══ Estratto
Roma, 7 luglio 2026 – L’Europa deve controllare le proprie frontiere e contrastare l’immigrazione irregolare, ma non può pensare di chiudersi completamente all’arrivo di nuovi migranti. A dirlo è Manfred Weber, presidente del gruppo del Partito popolare europeo al Parlamento europeo, che da Strasburgo ha preso apertamente le distanze dalle posizioni dell’estrema destra e, in particolare, dalla cosiddetta “remigrazione”.
Il messaggio del leader del Ppe è netto: l’economia europea e i sistemi di welfare hanno bisogno dell’apporto dei lavoratori stranieri. Una politica di chiusura totale, secondo Weber, non sarebbe soltanto irrealistica, ma finirebbe per scontrarsi con le necessità concrete di numerosi settori produttivi e sociali.
«Tutti sanno che abbiamo bisogno di nuovi migranti, di persone che sostengano la nostra economia e i nostri sistemi di welfare in Europa», ha affermato Weber, indicando in particolare due ambiti nei quali la domanda di manodopera resta particolarmente importante: l’agricoltura e l’assistenza.
════
══ Dati da esaminare
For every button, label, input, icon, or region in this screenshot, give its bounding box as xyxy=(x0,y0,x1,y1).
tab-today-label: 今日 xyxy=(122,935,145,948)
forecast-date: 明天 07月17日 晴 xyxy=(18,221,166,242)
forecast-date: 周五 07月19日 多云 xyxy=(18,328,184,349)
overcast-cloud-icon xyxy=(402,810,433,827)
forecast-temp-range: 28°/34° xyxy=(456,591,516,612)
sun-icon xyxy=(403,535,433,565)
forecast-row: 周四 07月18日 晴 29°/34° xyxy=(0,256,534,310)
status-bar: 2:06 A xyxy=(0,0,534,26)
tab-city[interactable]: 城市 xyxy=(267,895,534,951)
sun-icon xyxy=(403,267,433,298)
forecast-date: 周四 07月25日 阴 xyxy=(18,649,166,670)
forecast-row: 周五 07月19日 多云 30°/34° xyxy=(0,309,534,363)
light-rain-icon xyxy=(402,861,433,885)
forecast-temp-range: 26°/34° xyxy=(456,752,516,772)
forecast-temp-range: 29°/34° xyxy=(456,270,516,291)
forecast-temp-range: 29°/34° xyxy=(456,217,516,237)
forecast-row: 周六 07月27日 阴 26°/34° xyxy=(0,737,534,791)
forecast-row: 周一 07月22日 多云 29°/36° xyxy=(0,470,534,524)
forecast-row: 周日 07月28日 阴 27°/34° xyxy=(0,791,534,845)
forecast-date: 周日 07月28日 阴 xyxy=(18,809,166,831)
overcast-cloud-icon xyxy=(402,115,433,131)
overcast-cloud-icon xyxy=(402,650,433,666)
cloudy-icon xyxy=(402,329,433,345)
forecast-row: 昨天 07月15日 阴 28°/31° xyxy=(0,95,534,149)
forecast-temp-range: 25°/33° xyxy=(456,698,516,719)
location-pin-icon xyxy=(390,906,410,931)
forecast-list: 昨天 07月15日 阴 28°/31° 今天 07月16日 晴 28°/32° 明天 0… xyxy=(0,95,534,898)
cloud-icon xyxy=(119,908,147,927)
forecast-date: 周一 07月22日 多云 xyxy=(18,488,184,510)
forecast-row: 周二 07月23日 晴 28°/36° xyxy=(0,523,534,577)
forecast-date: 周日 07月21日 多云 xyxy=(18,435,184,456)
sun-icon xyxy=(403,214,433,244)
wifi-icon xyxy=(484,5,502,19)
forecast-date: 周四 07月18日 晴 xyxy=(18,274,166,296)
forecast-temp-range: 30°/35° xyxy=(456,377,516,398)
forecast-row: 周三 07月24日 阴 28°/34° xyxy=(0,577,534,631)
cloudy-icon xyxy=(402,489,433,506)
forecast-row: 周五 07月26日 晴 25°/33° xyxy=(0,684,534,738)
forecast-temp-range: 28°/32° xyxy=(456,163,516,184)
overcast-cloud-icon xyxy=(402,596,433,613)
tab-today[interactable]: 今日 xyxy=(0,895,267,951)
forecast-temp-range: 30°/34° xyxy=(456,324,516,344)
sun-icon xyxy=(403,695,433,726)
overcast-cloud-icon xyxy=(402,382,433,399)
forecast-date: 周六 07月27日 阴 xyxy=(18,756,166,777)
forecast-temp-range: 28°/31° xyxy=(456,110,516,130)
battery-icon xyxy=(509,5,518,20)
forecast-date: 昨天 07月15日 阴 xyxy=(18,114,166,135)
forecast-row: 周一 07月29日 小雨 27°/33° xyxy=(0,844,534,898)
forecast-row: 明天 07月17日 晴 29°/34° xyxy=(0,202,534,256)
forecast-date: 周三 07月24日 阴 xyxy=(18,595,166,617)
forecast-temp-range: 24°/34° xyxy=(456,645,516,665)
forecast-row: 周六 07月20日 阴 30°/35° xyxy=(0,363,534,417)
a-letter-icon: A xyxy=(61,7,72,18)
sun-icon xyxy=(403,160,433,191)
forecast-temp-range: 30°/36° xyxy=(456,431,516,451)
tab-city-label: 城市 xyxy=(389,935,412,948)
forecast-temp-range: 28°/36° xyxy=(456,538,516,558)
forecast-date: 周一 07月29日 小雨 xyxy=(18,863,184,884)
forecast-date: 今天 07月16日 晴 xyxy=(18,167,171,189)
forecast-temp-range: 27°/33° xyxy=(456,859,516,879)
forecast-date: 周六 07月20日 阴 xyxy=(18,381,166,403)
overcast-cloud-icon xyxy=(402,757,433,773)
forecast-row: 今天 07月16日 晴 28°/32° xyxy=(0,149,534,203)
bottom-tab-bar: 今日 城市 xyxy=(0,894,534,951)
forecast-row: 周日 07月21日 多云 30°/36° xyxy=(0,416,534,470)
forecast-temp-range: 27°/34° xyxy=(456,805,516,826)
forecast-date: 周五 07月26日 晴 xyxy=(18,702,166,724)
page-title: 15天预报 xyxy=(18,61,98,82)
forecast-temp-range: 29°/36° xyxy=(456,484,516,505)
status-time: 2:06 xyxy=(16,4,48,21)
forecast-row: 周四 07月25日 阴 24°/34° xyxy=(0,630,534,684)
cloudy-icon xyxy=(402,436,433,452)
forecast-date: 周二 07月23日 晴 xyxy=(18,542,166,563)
════
→ Consegna
Trasforma in un elenco puntato il paragrafo dell'estratto che comincia con «Il messaggio del leader del Ppe è netto», mantenendone i fatti principali.

→ Risposta
- Il leader del Ppe lancia un messaggio netto.
- L'economia europea e i sistemi di welfare hanno bisogno dell'apporto dei lavoratori stranieri.
- Secondo Weber, una politica di chiusura totale sarebbe irrealistica.
- Una chiusura totale finirebbe anche per scontrarsi con le necessità concrete di numerosi settori produttivi e sociali.